>> BEGIN Exercise data
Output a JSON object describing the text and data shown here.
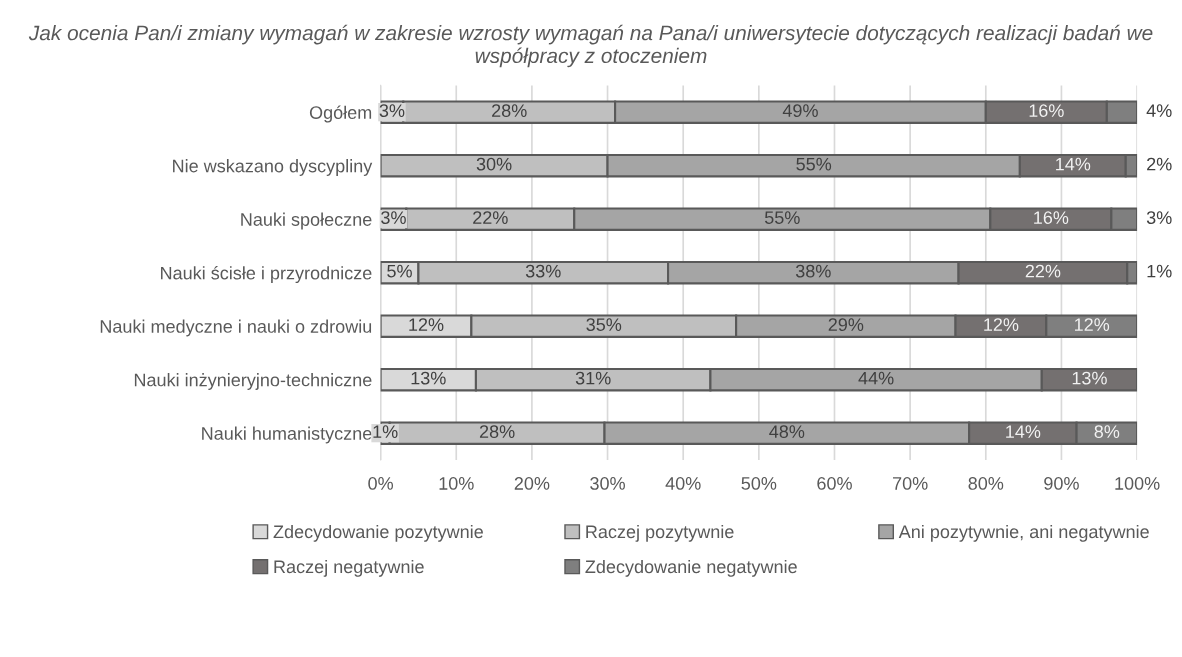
{
  "chart_data": {
    "type": "bar",
    "orientation": "horizontal",
    "stacked": true,
    "title": "Jak ocenia Pan/i zmiany wymagań w zakresie wzrosty wymagań na Pana/i uniwersytecie dotyczących realizacji badań we współpracy z otoczeniem",
    "categories": [
      "Ogółem",
      "Nie wskazano dyscypliny",
      "Nauki społeczne",
      "Nauki ścisłe i przyrodnicze",
      "Nauki medyczne i nauki o zdrowiu",
      "Nauki inżynieryjno-techniczne",
      "Nauki humanistyczne"
    ],
    "series": [
      {
        "name": "Zdecydowanie pozytywnie",
        "color": "#d9d9d9",
        "values": [
          3,
          0,
          3.4,
          5,
          12,
          12.6,
          1.2
        ],
        "value_labels": [
          "3%",
          null,
          "3%",
          "5%",
          "12%",
          "13%",
          "1%"
        ]
      },
      {
        "name": "Raczej pozytywnie",
        "color": "#bfbfbf",
        "values": [
          28,
          30,
          22.2,
          33,
          35,
          31,
          28.4
        ],
        "value_labels": [
          "28%",
          "30%",
          "22%",
          "33%",
          "35%",
          "31%",
          "28%"
        ]
      },
      {
        "name": "Ani pozytywnie, ani negatywnie",
        "color": "#a5a5a5",
        "values": [
          49,
          54.5,
          55,
          38.4,
          29,
          43.8,
          48.2
        ],
        "value_labels": [
          "49%",
          "55%",
          "55%",
          "38%",
          "29%",
          "44%",
          "48%"
        ]
      },
      {
        "name": "Raczej negatywnie",
        "color": "#747070",
        "values": [
          16,
          14,
          16,
          22.3,
          12,
          12.6,
          14.2
        ],
        "value_labels": [
          "16%",
          "14%",
          "16%",
          "22%",
          "12%",
          "13%",
          "14%"
        ]
      },
      {
        "name": "Zdecydowanie negatywnie",
        "color": "#7f7f7f",
        "values": [
          4,
          1.5,
          3.4,
          1.3,
          12,
          0,
          8
        ],
        "value_labels": [
          "4%",
          "2%",
          "3%",
          "1%",
          "12%",
          null,
          "8%"
        ]
      }
    ],
    "xlim": [
      0,
      100
    ],
    "xticks": [
      {
        "value": 0,
        "label": "0%"
      },
      {
        "value": 10,
        "label": "10%"
      },
      {
        "value": 20,
        "label": "20%"
      },
      {
        "value": 30,
        "label": "30%"
      },
      {
        "value": 40,
        "label": "40%"
      },
      {
        "value": 50,
        "label": "50%"
      },
      {
        "value": 60,
        "label": "60%"
      },
      {
        "value": 70,
        "label": "70%"
      },
      {
        "value": 80,
        "label": "80%"
      },
      {
        "value": 90,
        "label": "90%"
      },
      {
        "value": 100,
        "label": "100%"
      }
    ],
    "grid": "x",
    "legend": "bottom"
  }
}
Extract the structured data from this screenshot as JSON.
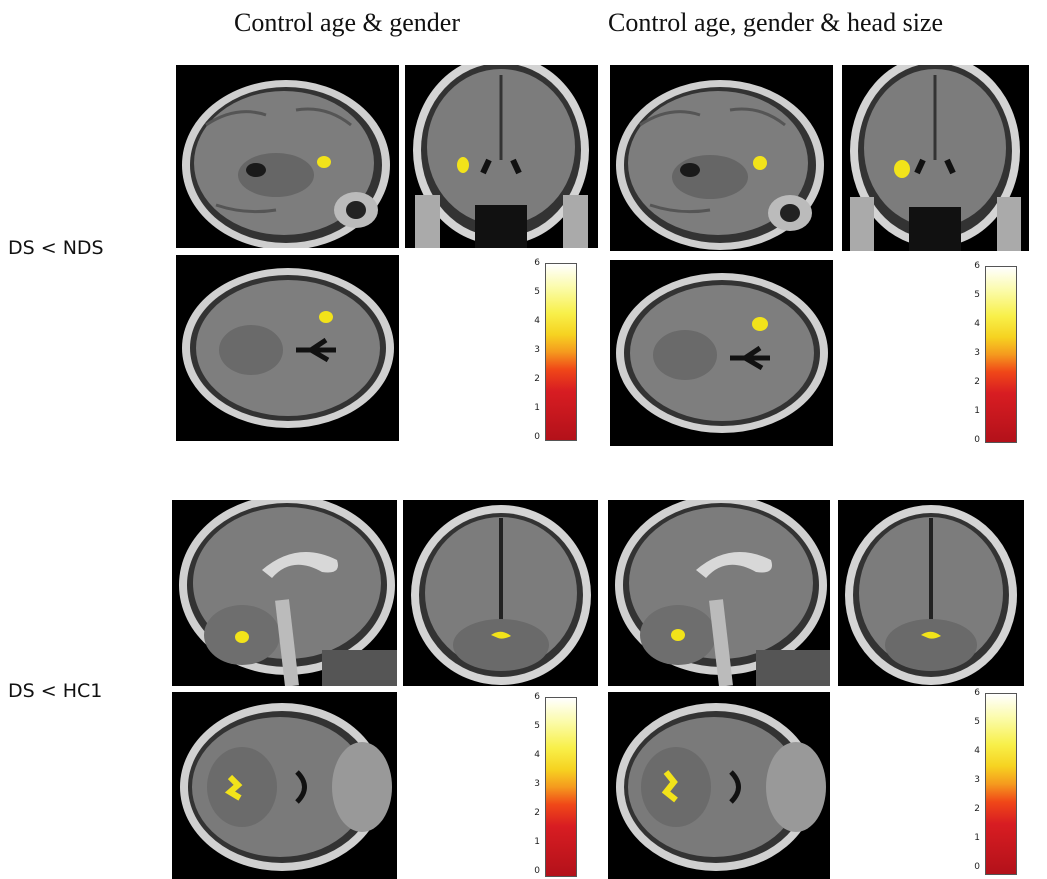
{
  "columns": [
    {
      "header": "Control age & gender"
    },
    {
      "header": "Control age, gender & head size"
    }
  ],
  "rows": [
    {
      "label": "DS < NDS"
    },
    {
      "label": "DS < HC1"
    }
  ],
  "colorbar": {
    "ticks": [
      "6",
      "5",
      "4",
      "3",
      "2",
      "1",
      "0"
    ],
    "colors": {
      "low": "#b3111a",
      "mid": "#f59a1e",
      "high": "#ffffff"
    }
  },
  "colors": {
    "background": "#000000",
    "activation": "#f2e31a",
    "skull": "#d8d8d8",
    "brain": "#7a7a7a"
  }
}
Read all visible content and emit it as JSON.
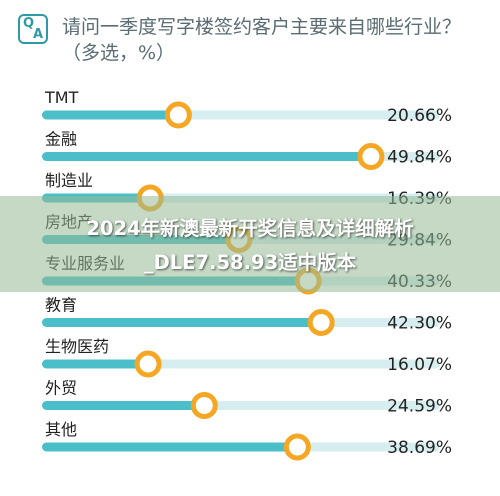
{
  "header": {
    "icon_q": "Q",
    "icon_a": "A",
    "title": "请问一季度写字楼签约客户主要来自哪些行业？（多选，%）"
  },
  "watermark": {
    "line1": "2024年新澳最新开奖信息及详细解析",
    "line2": "_DLE7.58.93适中版本"
  },
  "colors": {
    "bar_fill": "#4bbfc9",
    "track": "#d7eef1",
    "marker_ring": "#f5a623",
    "marker_center": "#ffffff",
    "label_text": "#222222",
    "title_text": "#5a6c74"
  },
  "chart_data": {
    "type": "bar",
    "orientation": "horizontal",
    "title": "请问一季度写字楼签约客户主要来自哪些行业？（多选，%）",
    "xlabel": "",
    "ylabel": "",
    "xlim": [
      0,
      65
    ],
    "grid": false,
    "categories": [
      "TMT",
      "金融",
      "制造业",
      "房地产",
      "专业服务业",
      "教育",
      "生物医药",
      "外贸",
      "其他"
    ],
    "values": [
      20.66,
      49.84,
      16.39,
      29.84,
      40.33,
      42.3,
      16.07,
      24.59,
      38.69
    ],
    "value_labels": [
      "20.66%",
      "49.84%",
      "16.39%",
      "29.84%",
      "40.33%",
      "42.30%",
      "16.07%",
      "24.59%",
      "38.69%"
    ]
  }
}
>> END Exercise data
Each line with the string "Control" in it needs to be found and copied.

      "header": "Control age & gender"
      "header": "Control age, gender & head size"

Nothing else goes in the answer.